___ INPUT RECORDS ___

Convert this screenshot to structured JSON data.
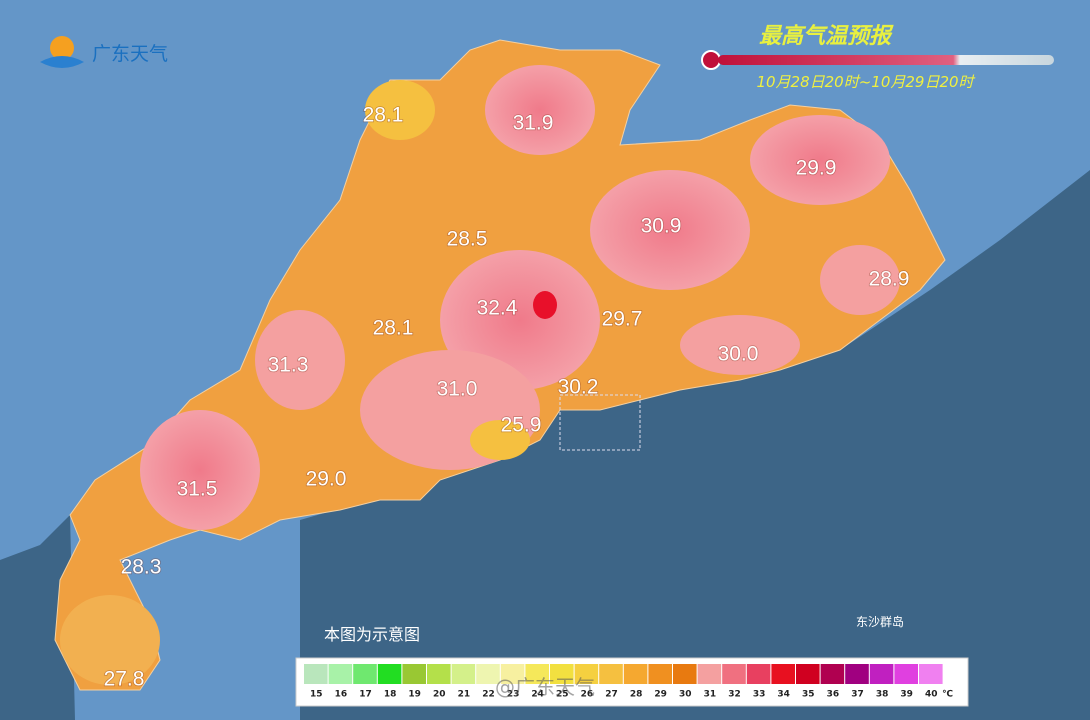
{
  "logo": "广东天气",
  "title": "最高气温预报",
  "period": "10月28日20时~10月29日20时",
  "note": "本图为示意图",
  "island_label": "东沙群岛",
  "watermark": "@广东天气",
  "stations": [
    "28.1",
    "31.9",
    "29.9",
    "30.9",
    "28.5",
    "28.9",
    "32.4",
    "29.7",
    "28.1",
    "31.3",
    "30.0",
    "31.0",
    "30.2",
    "25.9",
    "31.5",
    "29.0",
    "28.3",
    "27.8"
  ],
  "legend": {
    "values": [
      15,
      16,
      17,
      18,
      19,
      20,
      21,
      22,
      23,
      24,
      25,
      26,
      27,
      28,
      29,
      30,
      31,
      32,
      33,
      34,
      35,
      36,
      37,
      38,
      39,
      40
    ],
    "colors": [
      "#b9e6bc",
      "#a8f2a8",
      "#6fe86f",
      "#22dd22",
      "#99c833",
      "#b4e04a",
      "#d4f08a",
      "#eef5b0",
      "#f7f0a0",
      "#f5e85a",
      "#f2e040",
      "#f5d040",
      "#f5c040",
      "#f5a830",
      "#f09020",
      "#e87a10",
      "#f4a0a0",
      "#f07080",
      "#e84060",
      "#e81020",
      "#d00020",
      "#b00050",
      "#a00080",
      "#c020c0",
      "#e040e0",
      "#f080f0"
    ],
    "unit": "℃"
  }
}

___

EXERCISE
Write out the whole listing again, exactly, with no pictures.

SOLUTION FOR THIS PROBLEM
Convert this screenshot to structured JSON data.
{
  "logo": "广东天气",
  "title": "最高气温预报",
  "period": "10月28日20时~10月29日20时",
  "note": "本图为示意图",
  "island_label": "东沙群岛",
  "watermark": "@广东天气",
  "stations": [
    "28.1",
    "31.9",
    "29.9",
    "30.9",
    "28.5",
    "28.9",
    "32.4",
    "29.7",
    "28.1",
    "31.3",
    "30.0",
    "31.0",
    "30.2",
    "25.9",
    "31.5",
    "29.0",
    "28.3",
    "27.8"
  ],
  "legend": {
    "values": [
      15,
      16,
      17,
      18,
      19,
      20,
      21,
      22,
      23,
      24,
      25,
      26,
      27,
      28,
      29,
      30,
      31,
      32,
      33,
      34,
      35,
      36,
      37,
      38,
      39,
      40
    ],
    "colors": [
      "#b9e6bc",
      "#a8f2a8",
      "#6fe86f",
      "#22dd22",
      "#99c833",
      "#b4e04a",
      "#d4f08a",
      "#eef5b0",
      "#f7f0a0",
      "#f5e85a",
      "#f2e040",
      "#f5d040",
      "#f5c040",
      "#f5a830",
      "#f09020",
      "#e87a10",
      "#f4a0a0",
      "#f07080",
      "#e84060",
      "#e81020",
      "#d00020",
      "#b00050",
      "#a00080",
      "#c020c0",
      "#e040e0",
      "#f080f0"
    ],
    "unit": "℃"
  }
}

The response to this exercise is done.